-- START MATERIAL --

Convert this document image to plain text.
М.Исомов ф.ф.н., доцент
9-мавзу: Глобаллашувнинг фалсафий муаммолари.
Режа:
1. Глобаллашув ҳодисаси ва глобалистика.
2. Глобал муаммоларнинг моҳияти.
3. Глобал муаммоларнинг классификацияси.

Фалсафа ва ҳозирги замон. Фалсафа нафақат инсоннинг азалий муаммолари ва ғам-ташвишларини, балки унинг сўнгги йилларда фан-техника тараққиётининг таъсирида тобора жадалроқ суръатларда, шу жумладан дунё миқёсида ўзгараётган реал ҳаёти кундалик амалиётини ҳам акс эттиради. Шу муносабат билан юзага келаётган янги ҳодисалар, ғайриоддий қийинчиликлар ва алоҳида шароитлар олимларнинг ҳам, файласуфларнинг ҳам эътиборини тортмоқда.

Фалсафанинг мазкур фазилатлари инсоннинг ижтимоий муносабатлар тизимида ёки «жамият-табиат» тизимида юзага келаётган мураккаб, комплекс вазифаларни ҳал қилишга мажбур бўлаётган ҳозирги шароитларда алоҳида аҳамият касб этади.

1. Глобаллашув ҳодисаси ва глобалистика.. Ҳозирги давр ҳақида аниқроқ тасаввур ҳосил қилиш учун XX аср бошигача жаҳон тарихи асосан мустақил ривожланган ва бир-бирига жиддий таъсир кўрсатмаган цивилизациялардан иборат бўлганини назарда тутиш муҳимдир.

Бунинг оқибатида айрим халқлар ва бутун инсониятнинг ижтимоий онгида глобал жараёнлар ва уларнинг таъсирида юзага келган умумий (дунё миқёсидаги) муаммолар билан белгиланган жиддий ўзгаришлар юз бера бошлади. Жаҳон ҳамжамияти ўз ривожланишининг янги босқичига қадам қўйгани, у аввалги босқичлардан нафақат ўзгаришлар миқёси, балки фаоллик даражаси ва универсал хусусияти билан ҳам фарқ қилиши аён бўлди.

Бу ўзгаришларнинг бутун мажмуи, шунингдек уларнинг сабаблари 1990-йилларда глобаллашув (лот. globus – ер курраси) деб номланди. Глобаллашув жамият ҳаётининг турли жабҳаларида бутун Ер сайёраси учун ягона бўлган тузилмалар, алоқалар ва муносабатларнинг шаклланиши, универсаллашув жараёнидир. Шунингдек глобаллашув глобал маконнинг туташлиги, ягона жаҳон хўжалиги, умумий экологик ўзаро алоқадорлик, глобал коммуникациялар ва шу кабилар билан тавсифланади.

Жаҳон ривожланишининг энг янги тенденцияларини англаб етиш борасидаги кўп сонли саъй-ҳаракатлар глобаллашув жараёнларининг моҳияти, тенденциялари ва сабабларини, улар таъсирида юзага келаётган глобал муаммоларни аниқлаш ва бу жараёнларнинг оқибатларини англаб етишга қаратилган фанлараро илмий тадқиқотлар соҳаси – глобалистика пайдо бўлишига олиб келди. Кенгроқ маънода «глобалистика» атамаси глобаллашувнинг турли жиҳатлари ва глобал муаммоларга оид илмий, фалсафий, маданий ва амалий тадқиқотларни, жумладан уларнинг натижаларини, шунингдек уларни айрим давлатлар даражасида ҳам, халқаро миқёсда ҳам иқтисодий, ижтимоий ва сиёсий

-- END MATERIAL --

**GIVEN INSTRUCTION**. Copy every line verbatim.

**THE COMPLETED TASK**.
Convert this document image to plain text.
М.Исомов ф.ф.н., доцент
9-мавзу: Глобаллашувнинг фалсафий муаммолари.
Режа:
1. Глобаллашув ҳодисаси ва глобалистика.
2. Глобал муаммоларнинг моҳияти.
3. Глобал муаммоларнинг классификацияси.

Фалсафа ва ҳозирги замон. Фалсафа нафақат инсоннинг азалий муаммолари ва ғам-ташвишларини, балки унинг сўнгги йилларда фан-техника тараққиётининг таъсирида тобора жадалроқ суръатларда, шу жумладан дунё миқёсида ўзгараётган реал ҳаёти кундалик амалиётини ҳам акс эттиради. Шу муносабат билан юзага келаётган янги ҳодисалар, ғайриоддий қийинчиликлар ва алоҳида шароитлар олимларнинг ҳам, файласуфларнинг ҳам эътиборини тортмоқда.

Фалсафанинг мазкур фазилатлари инсоннинг ижтимоий муносабатлар тизимида ёки «жамият-табиат» тизимида юзага келаётган мураккаб, комплекс вазифаларни ҳал қилишга мажбур бўлаётган ҳозирги шароитларда алоҳида аҳамият касб этади.

1. Глобаллашув ҳодисаси ва глобалистика.. Ҳозирги давр ҳақида аниқроқ тасаввур ҳосил қилиш учун XX аср бошигача жаҳон тарихи асосан мустақил ривожланган ва бир-бирига жиддий таъсир кўрсатмаган цивилизациялардан иборат бўлганини назарда тутиш муҳимдир.

Бунинг оқибатида айрим халқлар ва бутун инсониятнинг ижтимоий онгида глобал жараёнлар ва уларнинг таъсирида юзага келган умумий (дунё миқёсидаги) муаммолар билан белгиланган жиддий ўзгаришлар юз бера бошлади. Жаҳон ҳамжамияти ўз ривожланишининг янги босқичига қадам қўйгани, у аввалги босқичлардан нафақат ўзгаришлар миқёси, балки фаоллик даражаси ва универсал хусусияти билан ҳам фарқ қилиши аён бўлди.

Бу ўзгаришларнинг бутун мажмуи, шунингдек уларнинг сабаблари 1990-йилларда глобаллашув (лот. globus – ер курраси) деб номланди. Глобаллашув жамият ҳаётининг турли жабҳаларида бутун Ер сайёраси учун ягона бўлган тузилмалар, алоқалар ва муносабатларнинг шаклланиши, универсаллашув жараёнидир. Шунингдек глобаллашув глобал маконнинг туташлиги, ягона жаҳон хўжалиги, умумий экологик ўзаро алоқадорлик, глобал коммуникациялар ва шу кабилар билан тавсифланади.

Жаҳон ривожланишининг энг янги тенденцияларини англаб етиш борасидаги кўп сонли саъй-ҳаракатлар глобаллашув жараёнларининг моҳияти, тенденциялари ва сабабларини, улар таъсирида юзага келаётган глобал муаммоларни аниқлаш ва бу жараёнларнинг оқибатларини англаб етишга қаратилган фанлараро илмий тадқиқотлар соҳаси – глобалистика пайдо бўлишига олиб келди. Кенгроқ маънода «глобалистика» атамаси глобаллашувнинг турли жиҳатлари ва глобал муаммоларга оид илмий, фалсафий, маданий ва амалий тадқиқотларни, жумладан уларнинг натижаларини, шунингдек уларни айрим давлатлар даражасида ҳам, халқаро миқёсда ҳам иқтисодий, ижтимоий ва сиёсий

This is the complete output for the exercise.